Your instructions = Pull out every line with the word "message".
-- start Available data --
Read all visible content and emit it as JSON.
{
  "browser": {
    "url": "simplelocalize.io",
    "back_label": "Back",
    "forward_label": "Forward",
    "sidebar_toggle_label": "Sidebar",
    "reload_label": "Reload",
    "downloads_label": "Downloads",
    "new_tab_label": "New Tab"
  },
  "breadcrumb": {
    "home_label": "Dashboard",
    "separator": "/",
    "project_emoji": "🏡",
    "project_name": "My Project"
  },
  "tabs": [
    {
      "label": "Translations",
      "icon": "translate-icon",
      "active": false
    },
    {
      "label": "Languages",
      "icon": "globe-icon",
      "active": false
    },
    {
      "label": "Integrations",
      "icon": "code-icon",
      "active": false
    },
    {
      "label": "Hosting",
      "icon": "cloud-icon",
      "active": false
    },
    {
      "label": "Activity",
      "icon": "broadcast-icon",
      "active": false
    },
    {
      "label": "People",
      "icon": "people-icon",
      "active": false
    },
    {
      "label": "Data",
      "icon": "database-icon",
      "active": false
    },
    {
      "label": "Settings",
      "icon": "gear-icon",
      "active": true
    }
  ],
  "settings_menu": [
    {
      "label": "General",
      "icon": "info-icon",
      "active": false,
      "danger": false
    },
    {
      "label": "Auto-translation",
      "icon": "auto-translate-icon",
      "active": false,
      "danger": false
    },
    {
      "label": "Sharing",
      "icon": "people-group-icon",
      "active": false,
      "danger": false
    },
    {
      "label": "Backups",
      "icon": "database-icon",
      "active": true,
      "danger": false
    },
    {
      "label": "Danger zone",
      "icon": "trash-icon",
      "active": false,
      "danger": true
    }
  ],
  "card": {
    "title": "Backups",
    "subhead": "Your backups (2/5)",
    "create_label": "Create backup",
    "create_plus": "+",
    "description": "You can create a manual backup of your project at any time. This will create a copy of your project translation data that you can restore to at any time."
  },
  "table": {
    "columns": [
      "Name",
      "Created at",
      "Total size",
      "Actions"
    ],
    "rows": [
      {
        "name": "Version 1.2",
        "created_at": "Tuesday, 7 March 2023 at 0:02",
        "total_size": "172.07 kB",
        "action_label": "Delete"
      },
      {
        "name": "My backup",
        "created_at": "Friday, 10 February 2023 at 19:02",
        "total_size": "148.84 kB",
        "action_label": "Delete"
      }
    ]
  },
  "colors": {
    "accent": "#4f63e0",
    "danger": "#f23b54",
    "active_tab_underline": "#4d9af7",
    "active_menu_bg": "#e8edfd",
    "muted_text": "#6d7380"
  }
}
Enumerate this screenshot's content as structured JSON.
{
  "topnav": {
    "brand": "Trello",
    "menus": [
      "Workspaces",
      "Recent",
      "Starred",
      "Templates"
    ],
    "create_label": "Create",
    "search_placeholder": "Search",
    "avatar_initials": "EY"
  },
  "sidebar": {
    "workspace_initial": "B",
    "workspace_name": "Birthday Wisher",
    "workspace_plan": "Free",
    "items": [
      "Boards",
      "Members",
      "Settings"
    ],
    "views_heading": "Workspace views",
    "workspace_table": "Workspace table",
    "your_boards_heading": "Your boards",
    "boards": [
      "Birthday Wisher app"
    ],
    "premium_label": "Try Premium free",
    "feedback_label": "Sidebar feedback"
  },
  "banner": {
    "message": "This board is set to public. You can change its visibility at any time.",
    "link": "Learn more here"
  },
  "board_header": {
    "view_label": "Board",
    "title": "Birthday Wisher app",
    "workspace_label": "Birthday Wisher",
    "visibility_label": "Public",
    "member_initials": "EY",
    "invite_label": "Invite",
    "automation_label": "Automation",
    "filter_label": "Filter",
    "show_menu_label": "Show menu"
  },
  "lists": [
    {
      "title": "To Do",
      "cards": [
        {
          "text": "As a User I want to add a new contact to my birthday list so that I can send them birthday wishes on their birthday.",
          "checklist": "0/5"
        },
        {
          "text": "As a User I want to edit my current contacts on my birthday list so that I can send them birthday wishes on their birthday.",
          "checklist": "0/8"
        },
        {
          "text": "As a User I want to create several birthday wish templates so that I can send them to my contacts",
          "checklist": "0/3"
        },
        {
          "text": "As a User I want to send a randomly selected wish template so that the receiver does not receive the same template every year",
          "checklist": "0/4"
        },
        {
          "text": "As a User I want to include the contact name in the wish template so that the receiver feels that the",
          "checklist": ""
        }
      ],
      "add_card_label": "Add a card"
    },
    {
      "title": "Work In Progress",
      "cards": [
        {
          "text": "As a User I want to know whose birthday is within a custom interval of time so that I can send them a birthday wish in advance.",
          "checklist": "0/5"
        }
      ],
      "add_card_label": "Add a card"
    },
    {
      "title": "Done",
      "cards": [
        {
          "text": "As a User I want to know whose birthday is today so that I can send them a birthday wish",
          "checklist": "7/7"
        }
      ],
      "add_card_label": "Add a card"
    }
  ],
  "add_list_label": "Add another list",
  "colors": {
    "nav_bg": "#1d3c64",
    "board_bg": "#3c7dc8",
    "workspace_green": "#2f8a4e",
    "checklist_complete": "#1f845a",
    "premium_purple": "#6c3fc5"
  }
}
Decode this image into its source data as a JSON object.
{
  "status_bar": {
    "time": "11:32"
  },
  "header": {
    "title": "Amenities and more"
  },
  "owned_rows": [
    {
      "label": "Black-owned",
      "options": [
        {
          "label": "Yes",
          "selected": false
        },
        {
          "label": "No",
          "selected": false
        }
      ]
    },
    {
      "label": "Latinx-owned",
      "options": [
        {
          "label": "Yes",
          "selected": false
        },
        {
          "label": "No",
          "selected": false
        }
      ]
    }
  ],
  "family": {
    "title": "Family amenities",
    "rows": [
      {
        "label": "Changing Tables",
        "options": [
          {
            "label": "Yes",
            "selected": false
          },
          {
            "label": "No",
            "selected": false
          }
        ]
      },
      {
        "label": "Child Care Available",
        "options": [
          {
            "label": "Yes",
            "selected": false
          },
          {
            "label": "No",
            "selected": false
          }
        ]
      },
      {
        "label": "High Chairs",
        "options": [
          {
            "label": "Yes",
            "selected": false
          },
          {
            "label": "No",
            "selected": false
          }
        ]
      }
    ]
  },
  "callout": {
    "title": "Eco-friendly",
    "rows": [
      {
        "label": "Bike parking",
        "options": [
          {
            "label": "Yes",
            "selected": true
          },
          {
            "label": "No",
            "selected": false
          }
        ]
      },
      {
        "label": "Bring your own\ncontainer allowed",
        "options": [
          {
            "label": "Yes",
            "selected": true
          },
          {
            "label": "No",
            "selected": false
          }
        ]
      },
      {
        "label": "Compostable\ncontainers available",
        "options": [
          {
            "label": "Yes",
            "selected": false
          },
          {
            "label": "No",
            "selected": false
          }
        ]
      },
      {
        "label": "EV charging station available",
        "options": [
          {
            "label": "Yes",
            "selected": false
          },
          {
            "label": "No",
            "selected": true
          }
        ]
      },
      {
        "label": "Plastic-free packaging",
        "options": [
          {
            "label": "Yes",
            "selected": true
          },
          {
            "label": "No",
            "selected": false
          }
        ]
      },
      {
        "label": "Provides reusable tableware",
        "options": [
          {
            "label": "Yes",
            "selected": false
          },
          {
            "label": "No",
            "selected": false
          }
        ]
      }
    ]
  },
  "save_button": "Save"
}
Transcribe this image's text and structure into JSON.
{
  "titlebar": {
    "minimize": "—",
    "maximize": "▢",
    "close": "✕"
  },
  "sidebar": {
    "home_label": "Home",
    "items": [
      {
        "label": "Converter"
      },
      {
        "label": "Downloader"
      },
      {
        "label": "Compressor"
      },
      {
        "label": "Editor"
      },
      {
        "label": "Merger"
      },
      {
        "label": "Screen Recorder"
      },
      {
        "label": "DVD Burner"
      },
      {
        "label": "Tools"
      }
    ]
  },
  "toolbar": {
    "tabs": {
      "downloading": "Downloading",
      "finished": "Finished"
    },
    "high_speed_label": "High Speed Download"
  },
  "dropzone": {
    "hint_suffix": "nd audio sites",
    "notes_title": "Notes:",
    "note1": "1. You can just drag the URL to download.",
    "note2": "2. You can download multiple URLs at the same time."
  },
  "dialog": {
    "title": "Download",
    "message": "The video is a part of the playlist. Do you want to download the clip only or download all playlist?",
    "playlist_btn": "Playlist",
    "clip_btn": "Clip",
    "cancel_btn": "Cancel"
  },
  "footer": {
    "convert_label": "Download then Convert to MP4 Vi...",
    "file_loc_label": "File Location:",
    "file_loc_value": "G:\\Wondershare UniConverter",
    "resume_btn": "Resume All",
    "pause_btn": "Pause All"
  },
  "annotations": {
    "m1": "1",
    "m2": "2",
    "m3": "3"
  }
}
-- end Available data --
Complete response =
    "message": "This board is set to public. You can change its visibility at any time.",
    "message": "The video is a part of the playlist. Do you want to download the clip only or download all playlist?",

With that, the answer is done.